# start of Extracted data

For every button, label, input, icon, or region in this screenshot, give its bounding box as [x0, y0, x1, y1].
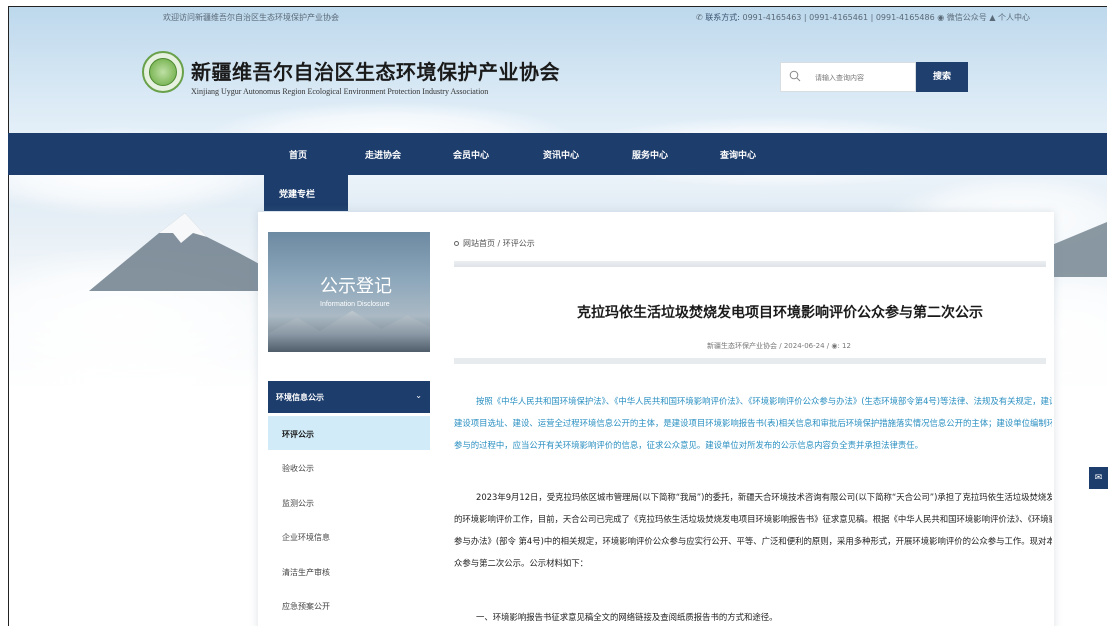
search-icon	[789, 70, 801, 82]
welcome-text: 欢迎访问新疆维吾尔自治区生态环境保护产业协会	[163, 13, 339, 22]
article-paragraph-body: 2023年9月12日，受克拉玛依区城市管理局(以下简称“我局”)的委托，新疆天合…	[454, 486, 1052, 574]
nav-item-about[interactable]: 走进协会	[365, 148, 401, 161]
wechat-link[interactable]: 微信公众号	[947, 13, 987, 22]
paragraph-line: 的环境影响评价工作，目前，天合公司已完成了《克拉玛依生活垃圾焚烧发电项目环境影响…	[454, 514, 1052, 524]
site-title[interactable]: 新疆维吾尔自治区生态环境保护产业协会	[191, 56, 560, 85]
article-paragraph-intro: 按照《中华人民共和国环境保护法》、《中华人民共和国环境影响评价法》、《环境影响评…	[454, 390, 1052, 456]
sidebar-item-monitoring[interactable]: 监测公示	[282, 498, 314, 509]
nav-item-services[interactable]: 服务中心	[632, 148, 668, 161]
divider	[454, 261, 1046, 267]
paragraph-line: 建设项目选址、建设、运营全过程环境信息公开的主体，是建设项目环境影响报告书(表)…	[454, 418, 1052, 428]
contact-phones: 0991-4165463 | 0991-4165461 | 0991-41654…	[742, 13, 935, 22]
paragraph-line: 一、环境影响报告书征求意见稿全文的网络链接及查阅纸质报告书的方式和途径。	[476, 612, 778, 622]
sidebar-header-label: 环境信息公示	[276, 393, 324, 402]
search-button[interactable]: 搜索	[916, 62, 968, 92]
breadcrumb: 网站首页 / 环评公示	[454, 238, 535, 249]
search-input[interactable]: 请输入查询内容	[780, 62, 916, 92]
sidebar-item-clean-production[interactable]: 清洁生产审核	[282, 567, 330, 578]
paragraph-line: 参与办法》(部令 第4号)中的相关规定，环境影响评价公众参与应实行公开、平等、广…	[454, 536, 1052, 546]
chevron-down-icon: ⌄	[415, 391, 422, 400]
breadcrumb-current[interactable]: 环评公示	[503, 239, 535, 248]
banner-mountains	[268, 310, 430, 352]
sidebar-item-enterprise-info[interactable]: 企业环境信息	[282, 532, 330, 543]
site-subtitle: Xinjiang Uygur Autonomus Region Ecologic…	[191, 87, 489, 96]
paragraph-line: 2023年9月12日，受克拉玛依区城市管理局(以下简称“我局”)的委托，新疆天合…	[476, 492, 1052, 502]
location-icon	[454, 241, 459, 246]
breadcrumb-separator: /	[497, 239, 501, 248]
nav-item-party[interactable]: 党建专栏	[264, 175, 348, 211]
search-placeholder: 请输入查询内容	[815, 74, 864, 82]
sidebar-header[interactable]: 环境信息公示 ⌄	[268, 381, 430, 413]
main-nav: 首页 走进协会 会员中心 资讯中心 服务中心 查询中心	[8, 133, 1107, 175]
association-logo[interactable]	[142, 51, 184, 93]
divider	[454, 358, 1046, 364]
article-paragraph-section: 一、环境影响报告书征求意见稿全文的网络链接及查阅纸质报告书的方式和途径。	[454, 606, 1052, 626]
contact-info: ✆ 联系方式: 0991-4165463 | 0991-4165461 | 09…	[696, 12, 1030, 23]
paragraph-line: 按照《中华人民共和国环境保护法》、《中华人民共和国环境影响评价法》、《环境影响评…	[476, 396, 1052, 406]
sidebar-item-active[interactable]: 环评公示	[268, 416, 430, 450]
wechat-icon[interactable]: ◉	[937, 13, 947, 22]
logo-emblem	[149, 58, 177, 86]
paragraph-line: 参与的过程中，应当公开有关环境影响评价的信息，征求公众意见。建设单位对所发布的公…	[454, 440, 923, 450]
nav-item-news[interactable]: 资讯中心	[543, 148, 579, 161]
user-icon[interactable]: ▲	[989, 13, 998, 22]
banner-title: 公示登记	[320, 276, 392, 296]
paragraph-line: 众参与第二次公示。公示材料如下：	[454, 558, 588, 568]
sidebar-item-acceptance[interactable]: 验收公示	[282, 463, 314, 474]
user-center-link[interactable]: 个人中心	[998, 13, 1030, 22]
article-title: 克拉玛依生活垃圾焚烧发电项目环境影响评价公众参与第二次公示	[577, 305, 983, 321]
nav-item-query[interactable]: 查询中心	[720, 148, 756, 161]
banner-subtitle: Information Disclosure	[320, 301, 390, 308]
section-banner: 公示登记 Information Disclosure	[268, 232, 430, 352]
sidebar-item-emergency-plan[interactable]: 应急预案公开	[282, 601, 330, 612]
article-meta: 新疆生态环保产业协会 / 2024-06-24 / ◉: 12	[707, 342, 851, 350]
nav-item-members[interactable]: 会员中心	[453, 148, 489, 161]
phone-icon: ✆	[696, 13, 703, 22]
breadcrumb-home[interactable]: 网站首页	[463, 239, 495, 248]
nav-item-home[interactable]: 首页	[289, 148, 307, 161]
top-bar: 欢迎访问新疆维吾尔自治区生态环境保护产业协会 ✆ 联系方式: 0991-4165…	[8, 6, 1108, 28]
contact-label: 联系方式:	[705, 13, 740, 22]
float-contact-button[interactable]: ✉	[1089, 467, 1108, 489]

# end of Extracted data

Rewrite the lines above as a numbered list, omitting any blank lines and leaving the picture out.

Response =
1. For every button, label, input, icon, or region in this screenshot, give its bounding box as [x0, y0, x1, y1].
2. search-icon	[789, 70, 801, 82]
3. welcome-text: 欢迎访问新疆维吾尔自治区生态环境保护产业协会	[163, 13, 339, 22]
4. article-paragraph-body: 2023年9月12日，受克拉玛依区城市管理局(以下简称“我局”)的委托，新疆天合…	[454, 486, 1052, 574]
5. nav-item-about[interactable]: 走进协会	[365, 148, 401, 161]
6. wechat-link[interactable]: 微信公众号	[947, 13, 987, 22]
7. paragraph-line: 的环境影响评价工作，目前，天合公司已完成了《克拉玛依生活垃圾焚烧发电项目环境影响…	[454, 514, 1052, 524]
8. site-title[interactable]: 新疆维吾尔自治区生态环境保护产业协会	[191, 56, 560, 85]
9. article-paragraph-intro: 按照《中华人民共和国环境保护法》、《中华人民共和国环境影响评价法》、《环境影响评…	[454, 390, 1052, 456]
10. sidebar-item-monitoring[interactable]: 监测公示	[282, 498, 314, 509]
11. nav-item-services[interactable]: 服务中心	[632, 148, 668, 161]
12. divider	[454, 261, 1046, 267]
13. paragraph-line: 建设项目选址、建设、运营全过程环境信息公开的主体，是建设项目环境影响报告书(表)…	[454, 418, 1052, 428]
14. contact-phones: 0991-4165463 | 0991-4165461 | 0991-41654…	[742, 13, 935, 22]
15. paragraph-line: 一、环境影响报告书征求意见稿全文的网络链接及查阅纸质报告书的方式和途径。	[476, 612, 778, 622]
16. sidebar-header-label: 环境信息公示	[276, 393, 324, 402]
17. search-button[interactable]: 搜索	[916, 62, 968, 92]
18. breadcrumb: 网站首页 / 环评公示	[454, 238, 535, 249]
19. search-input[interactable]: 请输入查询内容	[780, 62, 916, 92]
20. sidebar-item-clean-production[interactable]: 清洁生产审核	[282, 567, 330, 578]
21. paragraph-line: 参与办法》(部令 第4号)中的相关规定，环境影响评价公众参与应实行公开、平等、广…	[454, 536, 1052, 546]
22. chevron-down-icon: ⌄	[415, 391, 422, 400]
23. breadcrumb-current[interactable]: 环评公示	[503, 239, 535, 248]
24. banner-mountains	[268, 310, 430, 352]
25. sidebar-item-enterprise-info[interactable]: 企业环境信息	[282, 532, 330, 543]
26. site-subtitle: Xinjiang Uygur Autonomus Region Ecologic…	[191, 87, 489, 96]
27. paragraph-line: 2023年9月12日，受克拉玛依区城市管理局(以下简称“我局”)的委托，新疆天合…	[476, 492, 1052, 502]
28. location-icon	[454, 241, 459, 246]
29. breadcrumb-separator: /	[497, 239, 501, 248]
30. nav-item-party[interactable]: 党建专栏	[264, 175, 348, 211]
31. search-placeholder: 请输入查询内容	[815, 74, 864, 82]
32. sidebar-header[interactable]: 环境信息公示 ⌄	[268, 381, 430, 413]
33. main-nav: 首页 走进协会 会员中心 资讯中心 服务中心 查询中心	[8, 133, 1107, 175]
34. association-logo[interactable]	[142, 51, 184, 93]
35. divider	[454, 358, 1046, 364]
36. article-paragraph-section: 一、环境影响报告书征求意见稿全文的网络链接及查阅纸质报告书的方式和途径。	[454, 606, 1052, 626]
37. contact-info: ✆ 联系方式: 0991-4165463 | 0991-4165461 | 09…	[696, 12, 1030, 23]
38. paragraph-line: 按照《中华人民共和国环境保护法》、《中华人民共和国环境影响评价法》、《环境影响评…	[476, 396, 1052, 406]
39. sidebar-item-active[interactable]: 环评公示	[268, 416, 430, 450]
40. wechat-icon[interactable]: ◉	[937, 13, 947, 22]
41. logo-emblem	[149, 58, 177, 86]
42. paragraph-line: 参与的过程中，应当公开有关环境影响评价的信息，征求公众意见。建设单位对所发布的公…	[454, 440, 923, 450]
43. nav-item-news[interactable]: 资讯中心	[543, 148, 579, 161]
44. user-icon[interactable]: ▲	[989, 13, 998, 22]
45. banner-title: 公示登记	[320, 276, 392, 296]
46. paragraph-line: 众参与第二次公示。公示材料如下：	[454, 558, 588, 568]
47. sidebar-item-acceptance[interactable]: 验收公示	[282, 463, 314, 474]
48. user-center-link[interactable]: 个人中心	[998, 13, 1030, 22]
49. article-title: 克拉玛依生活垃圾焚烧发电项目环境影响评价公众参与第二次公示	[577, 305, 983, 321]
50. nav-item-query[interactable]: 查询中心	[720, 148, 756, 161]
51. banner-subtitle: Information Disclosure	[320, 301, 390, 308]
52. section-banner: 公示登记 Information Disclosure	[268, 232, 430, 352]
53. sidebar-item-emergency-plan[interactable]: 应急预案公开	[282, 601, 330, 612]
54. article-meta: 新疆生态环保产业协会 / 2024-06-24 / ◉: 12	[707, 342, 851, 350]
55. nav-item-members[interactable]: 会员中心	[453, 148, 489, 161]
56. phone-icon: ✆	[696, 13, 703, 22]
57. breadcrumb-home[interactable]: 网站首页	[463, 239, 495, 248]
58. nav-item-home[interactable]: 首页	[289, 148, 307, 161]
59. top-bar: 欢迎访问新疆维吾尔自治区生态环境保护产业协会 ✆ 联系方式: 0991-4165…	[8, 6, 1108, 28]
60. contact-label: 联系方式:	[705, 13, 740, 22]
61. float-contact-button[interactable]: ✉	[1089, 467, 1108, 489]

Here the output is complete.